(Dataset items)
++++++
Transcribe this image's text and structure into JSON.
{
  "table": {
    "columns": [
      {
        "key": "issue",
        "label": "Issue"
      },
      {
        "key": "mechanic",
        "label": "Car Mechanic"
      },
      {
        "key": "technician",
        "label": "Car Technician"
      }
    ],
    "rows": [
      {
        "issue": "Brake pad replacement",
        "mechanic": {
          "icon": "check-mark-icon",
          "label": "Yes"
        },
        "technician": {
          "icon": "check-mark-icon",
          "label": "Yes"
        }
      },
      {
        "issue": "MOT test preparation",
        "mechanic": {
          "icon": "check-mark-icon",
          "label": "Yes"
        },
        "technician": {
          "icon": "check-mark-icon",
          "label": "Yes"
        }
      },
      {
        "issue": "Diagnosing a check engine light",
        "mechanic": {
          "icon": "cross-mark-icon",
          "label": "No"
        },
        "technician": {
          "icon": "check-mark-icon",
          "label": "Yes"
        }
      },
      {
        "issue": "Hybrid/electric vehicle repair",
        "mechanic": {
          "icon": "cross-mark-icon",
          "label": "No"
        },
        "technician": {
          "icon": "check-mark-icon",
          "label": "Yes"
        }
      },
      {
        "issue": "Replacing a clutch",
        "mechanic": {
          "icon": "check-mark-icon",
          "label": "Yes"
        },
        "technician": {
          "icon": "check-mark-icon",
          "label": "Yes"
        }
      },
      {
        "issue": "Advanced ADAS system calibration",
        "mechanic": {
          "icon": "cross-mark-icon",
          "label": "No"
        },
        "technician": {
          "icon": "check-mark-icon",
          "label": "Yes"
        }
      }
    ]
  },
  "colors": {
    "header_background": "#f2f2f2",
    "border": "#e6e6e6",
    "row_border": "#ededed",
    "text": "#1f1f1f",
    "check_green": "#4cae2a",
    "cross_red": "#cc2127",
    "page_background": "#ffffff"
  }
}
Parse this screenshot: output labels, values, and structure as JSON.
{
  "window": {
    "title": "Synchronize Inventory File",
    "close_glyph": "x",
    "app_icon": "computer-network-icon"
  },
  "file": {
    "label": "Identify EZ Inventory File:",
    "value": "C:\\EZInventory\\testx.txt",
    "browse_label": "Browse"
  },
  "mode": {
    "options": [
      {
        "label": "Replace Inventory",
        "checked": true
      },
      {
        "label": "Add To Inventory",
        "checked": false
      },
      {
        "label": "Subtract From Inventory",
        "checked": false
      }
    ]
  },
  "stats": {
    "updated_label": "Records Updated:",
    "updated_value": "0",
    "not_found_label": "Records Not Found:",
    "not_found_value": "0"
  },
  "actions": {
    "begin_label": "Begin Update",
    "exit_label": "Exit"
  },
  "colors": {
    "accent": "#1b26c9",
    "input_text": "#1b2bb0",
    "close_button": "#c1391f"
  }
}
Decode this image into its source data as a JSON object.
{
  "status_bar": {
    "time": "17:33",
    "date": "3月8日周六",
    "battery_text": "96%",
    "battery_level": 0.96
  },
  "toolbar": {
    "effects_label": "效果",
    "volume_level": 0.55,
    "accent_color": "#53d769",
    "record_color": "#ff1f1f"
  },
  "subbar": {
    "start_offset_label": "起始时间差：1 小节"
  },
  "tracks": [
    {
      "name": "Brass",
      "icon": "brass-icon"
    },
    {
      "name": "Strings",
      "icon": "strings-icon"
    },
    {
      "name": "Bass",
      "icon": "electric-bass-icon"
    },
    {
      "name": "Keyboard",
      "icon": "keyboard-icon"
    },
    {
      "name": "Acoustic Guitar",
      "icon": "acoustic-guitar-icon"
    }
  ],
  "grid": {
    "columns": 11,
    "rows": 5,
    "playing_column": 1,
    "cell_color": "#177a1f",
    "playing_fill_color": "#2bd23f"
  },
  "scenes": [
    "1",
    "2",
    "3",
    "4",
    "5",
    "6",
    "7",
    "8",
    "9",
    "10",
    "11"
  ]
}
++++++
#### What is needed
In the entries above, identify every line with the string "JSON".

#### Full answer
Transcribe this image's text and structure into JSON.
Parse this screenshot: output labels, values, and structure as JSON.
Decode this image into its source data as a JSON object.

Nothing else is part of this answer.